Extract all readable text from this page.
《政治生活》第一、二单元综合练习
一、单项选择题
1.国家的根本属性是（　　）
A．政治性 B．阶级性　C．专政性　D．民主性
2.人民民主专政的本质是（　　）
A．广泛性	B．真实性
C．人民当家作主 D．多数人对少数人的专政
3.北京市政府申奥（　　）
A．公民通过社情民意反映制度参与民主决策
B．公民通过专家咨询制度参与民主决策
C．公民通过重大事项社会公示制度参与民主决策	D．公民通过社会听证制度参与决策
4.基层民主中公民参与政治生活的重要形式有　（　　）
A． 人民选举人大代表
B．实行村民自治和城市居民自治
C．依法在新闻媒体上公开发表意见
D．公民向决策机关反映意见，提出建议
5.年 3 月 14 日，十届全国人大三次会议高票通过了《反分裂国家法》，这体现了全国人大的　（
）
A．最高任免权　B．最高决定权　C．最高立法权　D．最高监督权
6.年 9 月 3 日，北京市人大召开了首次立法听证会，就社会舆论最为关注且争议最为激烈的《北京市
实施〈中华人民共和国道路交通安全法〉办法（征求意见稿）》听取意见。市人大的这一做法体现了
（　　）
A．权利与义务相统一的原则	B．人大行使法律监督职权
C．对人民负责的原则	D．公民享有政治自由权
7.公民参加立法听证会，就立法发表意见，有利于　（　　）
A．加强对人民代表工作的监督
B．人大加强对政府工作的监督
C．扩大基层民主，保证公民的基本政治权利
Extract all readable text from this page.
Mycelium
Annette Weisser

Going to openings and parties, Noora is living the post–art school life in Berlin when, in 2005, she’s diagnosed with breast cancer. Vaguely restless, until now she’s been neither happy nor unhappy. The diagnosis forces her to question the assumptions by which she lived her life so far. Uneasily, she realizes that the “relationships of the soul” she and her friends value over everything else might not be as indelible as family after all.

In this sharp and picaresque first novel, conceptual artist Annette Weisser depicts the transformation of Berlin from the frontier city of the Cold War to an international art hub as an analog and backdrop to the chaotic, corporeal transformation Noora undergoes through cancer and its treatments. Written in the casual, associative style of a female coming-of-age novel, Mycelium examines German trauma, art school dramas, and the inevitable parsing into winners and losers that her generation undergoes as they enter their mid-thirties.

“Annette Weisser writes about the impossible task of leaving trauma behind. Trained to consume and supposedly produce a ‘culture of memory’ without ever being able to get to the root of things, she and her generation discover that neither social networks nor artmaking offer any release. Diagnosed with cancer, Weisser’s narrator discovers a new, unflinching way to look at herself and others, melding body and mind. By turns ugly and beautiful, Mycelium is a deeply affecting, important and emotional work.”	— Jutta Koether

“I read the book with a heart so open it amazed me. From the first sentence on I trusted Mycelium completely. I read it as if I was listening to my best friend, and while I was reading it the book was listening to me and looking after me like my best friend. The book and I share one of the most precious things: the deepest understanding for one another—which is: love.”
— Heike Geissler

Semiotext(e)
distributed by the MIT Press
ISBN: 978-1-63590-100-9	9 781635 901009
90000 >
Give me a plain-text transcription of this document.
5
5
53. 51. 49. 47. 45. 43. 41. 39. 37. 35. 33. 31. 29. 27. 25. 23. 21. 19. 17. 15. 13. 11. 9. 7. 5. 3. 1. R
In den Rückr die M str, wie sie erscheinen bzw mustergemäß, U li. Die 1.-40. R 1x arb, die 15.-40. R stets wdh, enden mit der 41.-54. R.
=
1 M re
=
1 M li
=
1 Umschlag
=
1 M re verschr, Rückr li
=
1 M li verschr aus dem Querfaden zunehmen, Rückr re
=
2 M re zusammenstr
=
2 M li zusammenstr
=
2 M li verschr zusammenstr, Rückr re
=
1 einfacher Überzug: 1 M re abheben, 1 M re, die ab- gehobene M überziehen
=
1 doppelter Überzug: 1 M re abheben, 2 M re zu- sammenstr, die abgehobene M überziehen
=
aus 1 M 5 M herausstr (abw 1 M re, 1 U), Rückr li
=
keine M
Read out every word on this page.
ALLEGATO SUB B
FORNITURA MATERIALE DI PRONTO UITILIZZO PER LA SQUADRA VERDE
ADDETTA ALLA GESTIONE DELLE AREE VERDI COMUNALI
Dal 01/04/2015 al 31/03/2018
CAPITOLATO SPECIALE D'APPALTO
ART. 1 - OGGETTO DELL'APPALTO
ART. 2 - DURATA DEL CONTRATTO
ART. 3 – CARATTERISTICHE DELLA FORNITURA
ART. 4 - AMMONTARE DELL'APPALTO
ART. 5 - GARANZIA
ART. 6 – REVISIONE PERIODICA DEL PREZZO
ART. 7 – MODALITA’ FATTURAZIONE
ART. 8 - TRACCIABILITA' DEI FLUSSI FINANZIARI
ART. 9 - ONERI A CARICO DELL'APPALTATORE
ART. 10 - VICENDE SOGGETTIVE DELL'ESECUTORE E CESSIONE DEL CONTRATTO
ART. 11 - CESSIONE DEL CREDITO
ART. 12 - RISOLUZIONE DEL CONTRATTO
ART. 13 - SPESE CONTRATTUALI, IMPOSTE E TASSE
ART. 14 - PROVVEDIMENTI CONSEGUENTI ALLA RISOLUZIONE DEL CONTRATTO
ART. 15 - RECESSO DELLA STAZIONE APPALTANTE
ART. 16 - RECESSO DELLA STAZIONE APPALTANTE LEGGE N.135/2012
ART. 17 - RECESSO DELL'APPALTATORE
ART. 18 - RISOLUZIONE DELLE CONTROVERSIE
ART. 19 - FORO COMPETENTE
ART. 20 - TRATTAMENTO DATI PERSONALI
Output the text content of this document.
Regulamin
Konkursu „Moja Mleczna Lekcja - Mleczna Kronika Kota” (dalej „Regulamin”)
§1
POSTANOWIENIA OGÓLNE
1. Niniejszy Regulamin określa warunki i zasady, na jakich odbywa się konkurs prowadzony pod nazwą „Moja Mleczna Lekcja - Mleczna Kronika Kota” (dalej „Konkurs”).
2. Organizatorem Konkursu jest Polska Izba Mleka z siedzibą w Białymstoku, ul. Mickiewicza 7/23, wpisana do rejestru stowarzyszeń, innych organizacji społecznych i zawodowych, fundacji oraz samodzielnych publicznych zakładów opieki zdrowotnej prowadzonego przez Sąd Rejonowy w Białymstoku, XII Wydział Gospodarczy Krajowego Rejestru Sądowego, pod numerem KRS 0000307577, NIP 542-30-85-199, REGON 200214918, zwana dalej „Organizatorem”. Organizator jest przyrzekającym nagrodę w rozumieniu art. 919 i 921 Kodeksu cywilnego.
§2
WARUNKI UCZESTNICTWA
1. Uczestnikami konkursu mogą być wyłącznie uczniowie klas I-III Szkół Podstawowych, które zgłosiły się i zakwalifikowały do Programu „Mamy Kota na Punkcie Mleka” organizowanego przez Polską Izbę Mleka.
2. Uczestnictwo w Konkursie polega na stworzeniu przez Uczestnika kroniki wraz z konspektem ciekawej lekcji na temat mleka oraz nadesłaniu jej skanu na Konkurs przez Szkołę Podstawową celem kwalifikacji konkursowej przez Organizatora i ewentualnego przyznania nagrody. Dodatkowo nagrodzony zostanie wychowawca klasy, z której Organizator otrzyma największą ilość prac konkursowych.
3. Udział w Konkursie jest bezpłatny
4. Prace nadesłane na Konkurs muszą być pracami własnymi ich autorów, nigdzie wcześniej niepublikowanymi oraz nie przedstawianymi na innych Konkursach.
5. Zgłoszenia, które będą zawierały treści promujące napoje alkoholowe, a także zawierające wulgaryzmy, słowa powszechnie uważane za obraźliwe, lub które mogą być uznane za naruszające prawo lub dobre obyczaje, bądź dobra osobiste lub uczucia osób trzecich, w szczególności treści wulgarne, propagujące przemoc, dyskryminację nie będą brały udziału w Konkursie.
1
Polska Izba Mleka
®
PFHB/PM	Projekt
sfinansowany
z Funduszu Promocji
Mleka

- TASK DETAILS -
Copy down every line of the entries containing the word "RISOLUZIONE".

- ANSWER TO THIS EXERCISE -
ART. 12 - RISOLUZIONE DEL CONTRATTO
ART. 14 - PROVVEDIMENTI CONSEGUENTI ALLA RISOLUZIONE DEL CONTRATTO
ART. 18 - RISOLUZIONE DELLE CONTROVERSIE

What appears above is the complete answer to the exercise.